#### ЗАДАНИЕ 1
Можете перепечатать целиком и без единого изменения текст о праславянском обществе скифского времени?

+ + +

Выбрать главу
* * *

Праславянское ("сколотское") общество VI - IV вв. до н. э., занимавшее восточную половину общеславянской прародины, достигло высшего уровня первобытности. С этой эпохи, справедливо называемой скифской, начинается полуторатысячелетний период, завершающийся созданием феодального государства Киевской Руси. Одна и та же область - лесостепное Среднее Поднепровье - была и частью прародины славян, и "царствами" земледельцев-борисфенитов (праславян-сколотов), и наиболее развитой и богатой областью славян во II - IV вв. н. э.; она же, эта область, стала ядром Киевской Руси с городами Киевом, Черниговом, Переяславлем. В средние века именно этот регион носил название "Русской земли" в узком понимании термина, возникшего, очевидно, не без связи с районом реки Роси, где во все времена сосредоточивались наиболее яркие археологические памятники днепровских земледельцев. Со скифского времени на праславянской земле начинается новый период, выразившийся в социальном отношении зарождением военной демократии, а в религиозно-языческом - возникновением общеплеменных святилищ и культа богов-вождей. Целостность обозначенного периода (от VI в. до н. э. по IX в. н. э.) дважды нарушалась: вторжением в степи сарматов (III в. до н. э.) и вторжением гуннов (IV в. н. э.). Эти вторжения, надолго нарушавшие естественный ход славянского развития, привели к тому, что исследователи восприняли этот период, как ряд отдельных отрезков, характеризующихся якобы обособленными археологическими культурами.

+ + +

#### ЗАДАНИЕ 2
Повторите без изменений строки листинга: начните со строки, в которой есть «list-item: NS16550a 编程接口介绍», и остановитесь после строки, в которой есть «list-item: UART 的 特点». Обе эти строки тоже нужно включить.

(Строки из набора данных по разметке)
+ + +

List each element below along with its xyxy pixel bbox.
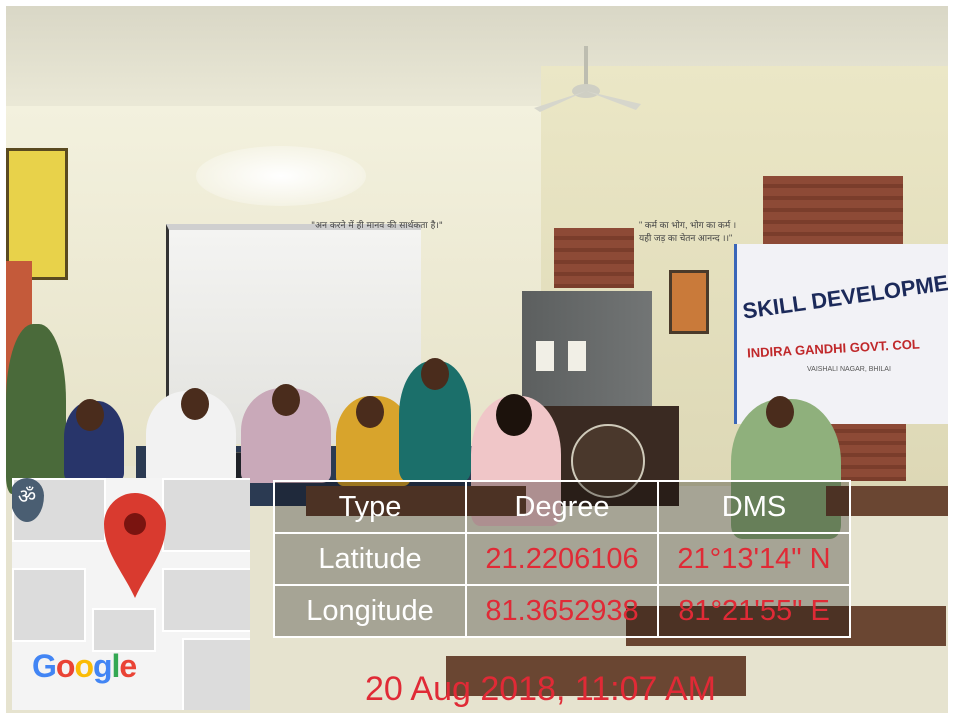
head <box>766 396 794 428</box>
map-block <box>162 568 250 632</box>
google-logo: Google <box>32 648 137 685</box>
head <box>496 394 532 436</box>
map-block <box>92 608 156 652</box>
head <box>272 384 300 416</box>
notice-paper <box>536 341 554 371</box>
head <box>356 396 384 428</box>
head <box>181 388 209 420</box>
logo-letter: G <box>32 648 57 684</box>
capture-timestamp: 20 Aug 2018, 11:07 AM <box>365 670 716 708</box>
notice-paper <box>568 341 586 371</box>
header-dms: DMS <box>657 480 851 534</box>
table-header-row: Type Degree DMS <box>273 480 851 534</box>
banner-title: SKILL DEVELOPMENT O <box>741 263 948 324</box>
map-thumbnail: ॐ Google <box>12 478 250 710</box>
map-block <box>182 638 250 710</box>
window <box>554 228 634 288</box>
header-degree: Degree <box>465 480 659 534</box>
map-block <box>12 568 86 642</box>
map-block <box>162 478 250 552</box>
banner-address: VAISHALI NAGAR, BHILAI <box>807 366 891 373</box>
table-row: Longitude 81.3652938 81°21'55" E <box>273 584 851 638</box>
row-type: Longitude <box>273 584 467 638</box>
row-dms: 81°21'55" E <box>657 584 851 638</box>
head <box>76 399 104 431</box>
tube-light-glow <box>196 146 366 206</box>
logo-letter: o <box>55 648 76 684</box>
row-type: Latitude <box>273 532 467 586</box>
logo-letter: g <box>92 648 113 684</box>
wall-quote-right: " कर्म का भोग, भोग का कर्म । यही जड़ का … <box>639 220 737 243</box>
row-dms: 21°13'14" N <box>657 532 851 586</box>
banner-college: INDIRA GANDHI GOVT. COL <box>746 336 921 361</box>
framed-portrait <box>669 270 709 334</box>
event-banner: SKILL DEVELOPMENT O INDIRA GANDHI GOVT. … <box>734 244 948 424</box>
row-degree: 81.3652938 <box>465 584 659 638</box>
person <box>6 324 66 494</box>
logo-letter: o <box>74 648 94 684</box>
location-pin-icon <box>104 493 166 598</box>
row-degree: 21.2206106 <box>465 532 659 586</box>
ceiling-fan-icon <box>534 46 641 112</box>
head <box>421 358 449 390</box>
table-row: Latitude 21.2206106 21°13'14" N <box>273 532 851 586</box>
wall-quote-left: "अन करने में ही मानव की सार्थकता है।" <box>311 221 443 231</box>
header-type: Type <box>273 480 467 534</box>
logo-letter: e <box>119 648 137 684</box>
gps-coordinates-table: Type Degree DMS Latitude 21.2206106 21°1… <box>273 480 851 638</box>
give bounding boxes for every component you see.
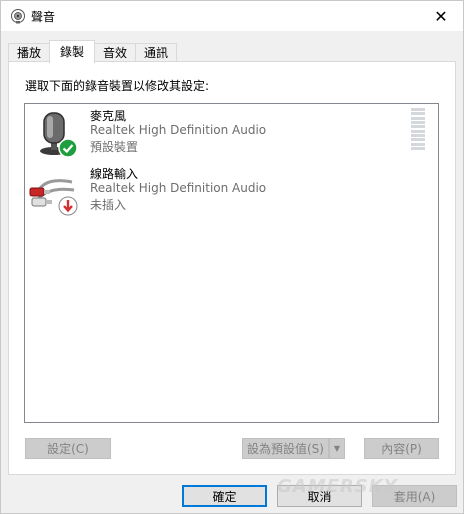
cancel-button[interactable]: 取消 <box>277 485 362 507</box>
configure-button[interactable]: 設定(C) <box>25 438 111 459</box>
recording-device-list[interactable]: 麥克風 Realtek High Definition Audio 預設裝置 線… <box>24 103 439 423</box>
set-default-button[interactable]: 設為預設值(S) <box>242 438 329 459</box>
device-status: 未插入 <box>90 198 127 212</box>
window-title: 聲音 <box>31 10 56 24</box>
sound-dialog: 聲音 ✕ 播放 錄製 音效 通訊 選取下面的錄音裝置以修改其設定: 麥克風 Re… <box>0 0 464 514</box>
speaker-icon <box>11 9 25 24</box>
tab-strip: 播放 錄製 音效 通訊 <box>8 40 178 63</box>
close-icon: ✕ <box>434 6 448 26</box>
microphone-icon <box>40 112 78 158</box>
tab-playback[interactable]: 播放 <box>8 43 51 63</box>
device-item-line-in[interactable]: 線路輸入 Realtek High Definition Audio 未插入 <box>25 162 436 218</box>
device-status: 預設裝置 <box>90 140 139 154</box>
device-item-microphone[interactable]: 麥克風 Realtek High Definition Audio 預設裝置 <box>25 104 436 160</box>
close-button[interactable]: ✕ <box>419 1 463 31</box>
device-name: 線路輸入 <box>90 167 139 181</box>
tab-sounds[interactable]: 音效 <box>94 43 137 63</box>
device-driver: Realtek High Definition Audio <box>90 181 267 195</box>
tab-communications[interactable]: 通訊 <box>135 43 178 63</box>
rca-cable-icon <box>29 179 78 216</box>
recording-tab-panel: 選取下面的錄音裝置以修改其設定: 麥克風 Realtek High Defini… <box>8 61 456 475</box>
device-driver: Realtek High Definition Audio <box>90 123 267 137</box>
chevron-down-icon: ▼ <box>333 444 341 453</box>
input-level-meter <box>411 108 425 150</box>
apply-button[interactable]: 套用(A) <box>372 485 457 507</box>
title-bar[interactable]: 聲音 ✕ <box>1 1 463 31</box>
properties-button[interactable]: 內容(P) <box>364 438 439 459</box>
set-default-dropdown[interactable]: ▼ <box>329 438 345 459</box>
ok-button[interactable]: 確定 <box>182 485 267 507</box>
tab-recording[interactable]: 錄製 <box>49 40 96 63</box>
default-check-icon <box>58 138 78 158</box>
device-name: 麥克風 <box>90 109 127 123</box>
instruction-label: 選取下面的錄音裝置以修改其設定: <box>25 79 210 93</box>
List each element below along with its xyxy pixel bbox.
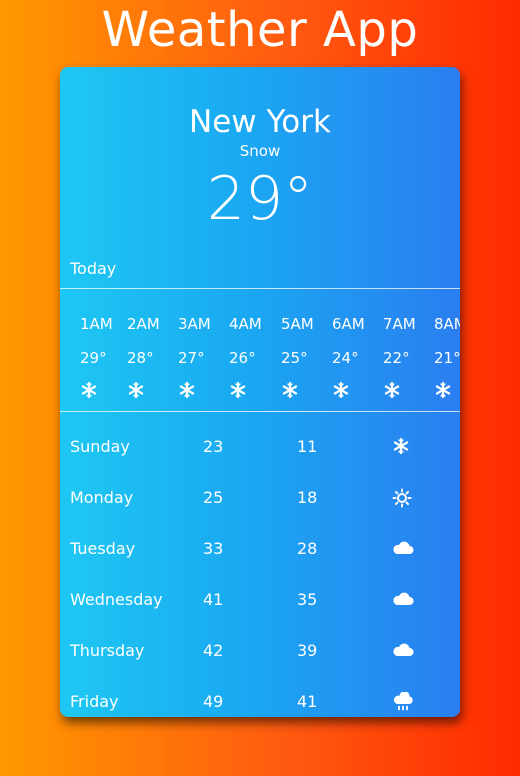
daily-row: Thursday 42 39 [60, 631, 460, 671]
cloud-icon [392, 539, 414, 559]
day-low-temperature: 11 [297, 437, 318, 456]
hour-time: 2AM [127, 315, 160, 333]
day-low-temperature: 39 [297, 641, 318, 660]
day-name: Friday [70, 692, 119, 711]
cloud-icon [392, 590, 414, 610]
hour-time: 3AM [178, 315, 211, 333]
hour-temperature: 24° [332, 349, 359, 367]
day-low-temperature: 18 [297, 488, 318, 507]
weather-card: New York Snow 29° Today 1AM 29° 2AM 28° 3AM 2… [60, 67, 460, 717]
day-name: Tuesday [70, 539, 136, 558]
day-low-temperature: 28 [297, 539, 318, 558]
hour-time: 4AM [229, 315, 262, 333]
daily-row: Tuesday 33 28 [60, 529, 460, 569]
hour-time: 1AM [80, 315, 113, 333]
day-name: Monday [70, 488, 134, 507]
day-high-temperature: 33 [203, 539, 224, 558]
day-name: Wednesday [70, 590, 163, 609]
hour-temperature: 25° [281, 349, 308, 367]
hourly-item: 6AM 24° [332, 313, 384, 409]
snowflake-icon [392, 437, 414, 457]
day-low-temperature: 35 [297, 590, 318, 609]
daily-row: Monday 25 18 [60, 478, 460, 518]
snowflake-icon [332, 381, 350, 399]
hour-temperature: 21° [434, 349, 460, 367]
snowflake-icon [80, 381, 98, 399]
snowflake-icon [178, 381, 196, 399]
day-high-temperature: 49 [203, 692, 224, 711]
cloud-icon [392, 641, 414, 661]
day-high-temperature: 41 [203, 590, 224, 609]
hour-temperature: 28° [127, 349, 154, 367]
hour-time: 7AM [383, 315, 416, 333]
snowflake-icon [281, 381, 299, 399]
hourly-item: 2AM 28° [127, 313, 179, 409]
current-temperature: 29° [206, 164, 314, 234]
daily-row: Friday 49 41 [60, 682, 460, 717]
divider [60, 411, 460, 412]
rain-cloud-icon [392, 692, 414, 712]
daily-row: Sunday 23 11 [60, 427, 460, 467]
hour-time: 6AM [332, 315, 365, 333]
hour-temperature: 26° [229, 349, 256, 367]
divider [60, 288, 460, 289]
hour-time: 5AM [281, 315, 314, 333]
hour-time: 8AM [434, 315, 460, 333]
hour-temperature: 29° [80, 349, 107, 367]
hourly-item: 3AM 27° [178, 313, 230, 409]
day-low-temperature: 41 [297, 692, 318, 711]
day-name: Sunday [70, 437, 130, 456]
day-high-temperature: 23 [203, 437, 224, 456]
city-name: New York [189, 104, 331, 140]
today-label: Today [70, 259, 117, 278]
snowflake-icon [434, 381, 452, 399]
daily-row: Wednesday 41 35 [60, 580, 460, 620]
hourly-item: 8AM 21° [434, 313, 460, 409]
day-high-temperature: 25 [203, 488, 224, 507]
snowflake-icon [127, 381, 145, 399]
day-high-temperature: 42 [203, 641, 224, 660]
hourly-item: 1AM 29° [80, 313, 132, 409]
hourly-item: 7AM 22° [383, 313, 435, 409]
hour-temperature: 27° [178, 349, 205, 367]
sun-icon [392, 488, 414, 508]
weather-condition: Snow [239, 142, 281, 160]
snowflake-icon [383, 381, 401, 399]
hour-temperature: 22° [383, 349, 410, 367]
hourly-item: 5AM 25° [281, 313, 333, 409]
snowflake-icon [229, 381, 247, 399]
day-name: Thursday [70, 641, 145, 660]
hourly-item: 4AM 26° [229, 313, 281, 409]
app-title: Weather App [101, 2, 419, 58]
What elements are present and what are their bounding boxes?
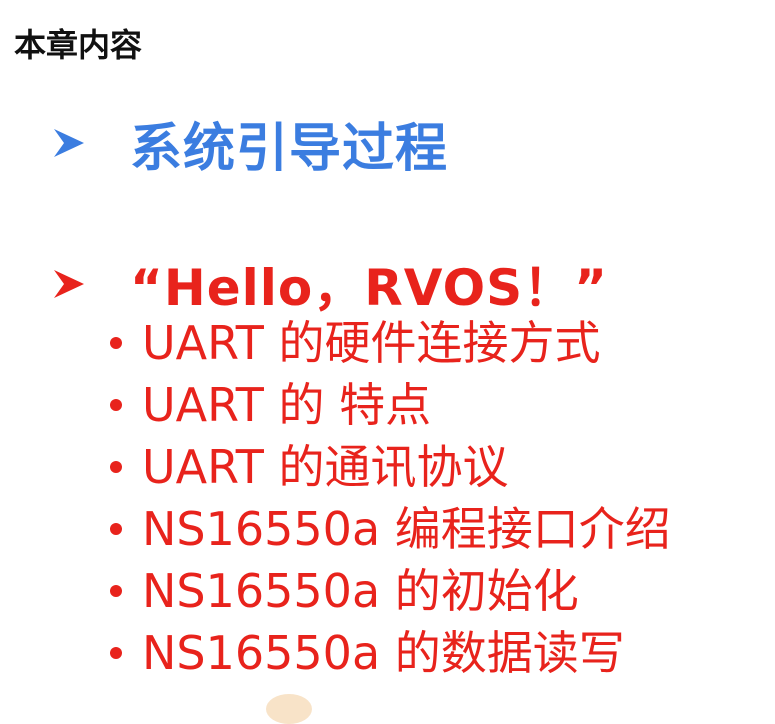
list-item: NS16550a 编程接口介绍 bbox=[110, 498, 671, 560]
list-item: UART 的通讯协议 bbox=[110, 436, 671, 498]
sub-item-list: UART 的硬件连接方式 UART 的 特点 UART 的通讯协议 NS1655… bbox=[110, 312, 671, 684]
section-1: 系统引导过程 bbox=[52, 112, 448, 179]
dot-icon bbox=[110, 523, 122, 535]
arrowhead-icon bbox=[54, 270, 84, 298]
dot-icon bbox=[110, 337, 122, 349]
page-title: 本章内容 bbox=[14, 26, 143, 64]
dot-icon bbox=[110, 461, 122, 473]
list-item: NS16550a 的初始化 bbox=[110, 560, 671, 622]
list-item-label: NS16550a 的数据读写 bbox=[142, 626, 625, 680]
section-heading: “Hello，RVOS！” bbox=[130, 259, 608, 317]
list-item-label: UART 的 特点 bbox=[142, 378, 432, 432]
section-heading: 系统引导过程 bbox=[130, 118, 449, 179]
list-item: UART 的硬件连接方式 bbox=[110, 312, 671, 374]
list-item: NS16550a 的数据读写 bbox=[110, 622, 671, 684]
dot-icon bbox=[110, 585, 122, 597]
list-item-label: NS16550a 编程接口介绍 bbox=[142, 502, 671, 556]
list-item-label: UART 的硬件连接方式 bbox=[142, 316, 601, 370]
dot-icon bbox=[110, 647, 122, 659]
arrowhead-icon bbox=[54, 129, 84, 157]
list-item: UART 的 特点 bbox=[110, 374, 671, 436]
decorative-spot bbox=[266, 694, 312, 724]
list-item-label: NS16550a 的初始化 bbox=[142, 564, 579, 618]
list-item-label: UART 的通讯协议 bbox=[142, 440, 509, 494]
dot-icon bbox=[110, 399, 122, 411]
section-2: “Hello，RVOS！” bbox=[52, 254, 608, 317]
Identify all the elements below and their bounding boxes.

+ + +

#### ПРАВИЛЬНЫЙ ОТВЕТ 1
Выбрать главу
* * *

Праславянское ("сколотское") общество VI - IV вв. до н. э., занимавшее восточную половину общеславянской прародины, достигло высшего уровня первобытности. С этой эпохи, справедливо называемой скифской, начинается полуторатысячелетний период, завершающийся созданием феодального государства Киевской Руси. Одна и та же область - лесостепное Среднее Поднепровье - была и частью прародины славян, и "царствами" земледельцев-борисфенитов (праславян-сколотов), и наиболее развитой и богатой областью славян во II - IV вв. н. э.; она же, эта область, стала ядром Киевской Руси с городами Киевом, Черниговом, Переяславлем. В средние века именно этот регион носил название "Русской земли" в узком понимании термина, возникшего, очевидно, не без связи с районом реки Роси, где во все времена сосредоточивались наиболее яркие археологические памятники днепровских земледельцев. Со скифского времени на праславянской земле начинается новый период, выразившийся в социальном отношении зарождением военной демократии, а в религиозно-языческом - возникновением общеплеменных святилищ и культа богов-вождей. Целостность обозначенного периода (от VI в. до н. э. по IX в. н. э.) дважды нарушалась: вторжением в степи сарматов (III в. до н. э.) и вторжением гуннов (IV в. н. э.). Эти вторжения, надолго нарушавшие естественный ход славянского развития, привели к тому, что исследователи восприняли этот период, как ряд отдельных отрезков, характеризующихся якобы обособленными археологическими культурами.

#### ПРАВИЛЬНЫЙ ОТВЕТ 2
list-item: NS16550a 编程接口介绍 bbox=[110, 498, 671, 560]
list-item: UART 的通讯协议 bbox=[110, 436, 671, 498]
sub-item-list: UART 的硬件连接方式 UART 的 特点 UART 的通讯协议 NS1655… bbox=[110, 312, 671, 684]
section-1: 系统引导过程 bbox=[52, 112, 448, 179]
dot-icon bbox=[110, 523, 122, 535]
arrowhead-icon bbox=[54, 270, 84, 298]
dot-icon bbox=[110, 337, 122, 349]
page-title: 本章内容 bbox=[14, 26, 143, 64]
dot-icon bbox=[110, 461, 122, 473]
list-item: NS16550a 的初始化 bbox=[110, 560, 671, 622]
list-item-label: NS16550a 的数据读写 bbox=[142, 626, 625, 680]
section-heading: “Hello，RVOS！” bbox=[130, 259, 608, 317]
list-item-label: UART 的 特点 bbox=[142, 378, 432, 432]
section-heading: 系统引导过程 bbox=[130, 118, 449, 179]
list-item: UART 的硬件连接方式 bbox=[110, 312, 671, 374]
list-item: NS16550a 的数据读写 bbox=[110, 622, 671, 684]
dot-icon bbox=[110, 585, 122, 597]
list-item-label: NS16550a 编程接口介绍 bbox=[142, 502, 671, 556]
list-item-label: UART 的硬件连接方式 bbox=[142, 316, 601, 370]
dot-icon bbox=[110, 647, 122, 659]
arrowhead-icon bbox=[54, 129, 84, 157]
list-item: UART 的 特点 bbox=[110, 374, 671, 436]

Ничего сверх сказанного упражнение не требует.